[Data excerpts]
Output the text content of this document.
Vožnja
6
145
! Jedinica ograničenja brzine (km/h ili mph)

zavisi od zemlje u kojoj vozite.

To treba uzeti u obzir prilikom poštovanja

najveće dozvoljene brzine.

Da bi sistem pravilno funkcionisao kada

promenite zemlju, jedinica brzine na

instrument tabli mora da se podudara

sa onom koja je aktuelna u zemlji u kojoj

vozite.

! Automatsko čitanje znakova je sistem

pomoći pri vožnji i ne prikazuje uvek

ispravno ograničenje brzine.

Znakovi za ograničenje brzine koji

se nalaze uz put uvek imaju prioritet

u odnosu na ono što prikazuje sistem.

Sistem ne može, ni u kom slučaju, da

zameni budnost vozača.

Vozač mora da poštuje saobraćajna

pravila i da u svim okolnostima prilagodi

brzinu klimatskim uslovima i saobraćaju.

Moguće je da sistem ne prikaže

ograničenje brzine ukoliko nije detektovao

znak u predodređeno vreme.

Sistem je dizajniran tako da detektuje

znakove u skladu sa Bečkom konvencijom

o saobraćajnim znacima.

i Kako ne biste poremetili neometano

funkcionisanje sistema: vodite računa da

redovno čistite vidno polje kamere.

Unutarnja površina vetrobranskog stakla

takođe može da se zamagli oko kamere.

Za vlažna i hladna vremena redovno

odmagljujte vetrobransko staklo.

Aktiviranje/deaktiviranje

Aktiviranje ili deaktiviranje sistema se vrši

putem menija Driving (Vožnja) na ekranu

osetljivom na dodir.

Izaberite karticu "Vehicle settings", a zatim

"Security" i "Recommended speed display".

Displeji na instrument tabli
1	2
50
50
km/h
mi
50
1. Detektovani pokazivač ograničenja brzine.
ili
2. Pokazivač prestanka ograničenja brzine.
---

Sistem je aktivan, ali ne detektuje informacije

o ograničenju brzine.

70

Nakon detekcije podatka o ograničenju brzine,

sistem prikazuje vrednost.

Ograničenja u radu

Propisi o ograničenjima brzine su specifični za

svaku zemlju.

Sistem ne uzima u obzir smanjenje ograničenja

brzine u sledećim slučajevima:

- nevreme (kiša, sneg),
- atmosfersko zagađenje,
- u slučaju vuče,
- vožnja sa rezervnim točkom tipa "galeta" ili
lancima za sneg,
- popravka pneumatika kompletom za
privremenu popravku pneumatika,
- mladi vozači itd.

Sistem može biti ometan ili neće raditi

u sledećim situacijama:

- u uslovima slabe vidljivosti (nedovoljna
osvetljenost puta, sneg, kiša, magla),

### Exercise instructions
Work out how many lines of the listing above include "vozite". Answer with the number and nothing more.

### Written solution
2